> _Task description_
Repeat the listing in full, exactly as it stands.

> _Rows_

──────────────────────────────

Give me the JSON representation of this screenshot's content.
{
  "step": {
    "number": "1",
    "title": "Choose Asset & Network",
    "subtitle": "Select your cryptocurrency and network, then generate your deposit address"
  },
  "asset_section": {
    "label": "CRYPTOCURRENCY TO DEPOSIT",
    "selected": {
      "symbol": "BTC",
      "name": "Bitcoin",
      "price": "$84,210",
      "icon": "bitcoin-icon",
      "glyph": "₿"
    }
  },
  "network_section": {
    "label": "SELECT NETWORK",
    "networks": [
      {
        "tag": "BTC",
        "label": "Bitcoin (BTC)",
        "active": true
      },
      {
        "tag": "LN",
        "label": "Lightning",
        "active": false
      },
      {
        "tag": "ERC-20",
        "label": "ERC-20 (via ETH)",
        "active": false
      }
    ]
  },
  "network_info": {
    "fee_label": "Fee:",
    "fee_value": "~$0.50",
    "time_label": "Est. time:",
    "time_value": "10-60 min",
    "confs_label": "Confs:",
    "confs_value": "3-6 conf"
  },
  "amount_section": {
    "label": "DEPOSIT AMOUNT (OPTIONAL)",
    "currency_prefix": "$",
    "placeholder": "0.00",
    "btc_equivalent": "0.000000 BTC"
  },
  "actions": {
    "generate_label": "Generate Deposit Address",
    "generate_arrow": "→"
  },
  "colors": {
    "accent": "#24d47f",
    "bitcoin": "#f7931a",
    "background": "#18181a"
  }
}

──────────────────────────────

> _Right answer_
Give me the JSON representation of this screenshot's content.
{
  "step": {
    "number": "1",
    "title": "Choose Asset & Network",
    "subtitle": "Select your cryptocurrency and network, then generate your deposit address"
  },
  "asset_section": {
    "label": "CRYPTOCURRENCY TO DEPOSIT",
    "selected": {
      "symbol": "BTC",
      "name": "Bitcoin",
      "price": "$84,210",
      "icon": "bitcoin-icon",
      "glyph": "₿"
    }
  },
  "network_section": {
    "label": "SELECT NETWORK",
    "networks": [
      {
        "tag": "BTC",
        "label": "Bitcoin (BTC)",
        "active": true
      },
      {
        "tag": "LN",
        "label": "Lightning",
        "active": false
      },
      {
        "tag": "ERC-20",
        "label": "ERC-20 (via ETH)",
        "active": false
      }
    ]
  },
  "network_info": {
    "fee_label": "Fee:",
    "fee_value": "~$0.50",
    "time_label": "Est. time:",
    "time_value": "10-60 min",
    "confs_label": "Confs:",
    "confs_value": "3-6 conf"
  },
  "amount_section": {
    "label": "DEPOSIT AMOUNT (OPTIONAL)",
    "currency_prefix": "$",
    "placeholder": "0.00",
    "btc_equivalent": "0.000000 BTC"
  },
  "actions": {
    "generate_label": "Generate Deposit Address",
    "generate_arrow": "→"
  },
  "colors": {
    "accent": "#24d47f",
    "bitcoin": "#f7931a",
    "background": "#18181a"
  }
}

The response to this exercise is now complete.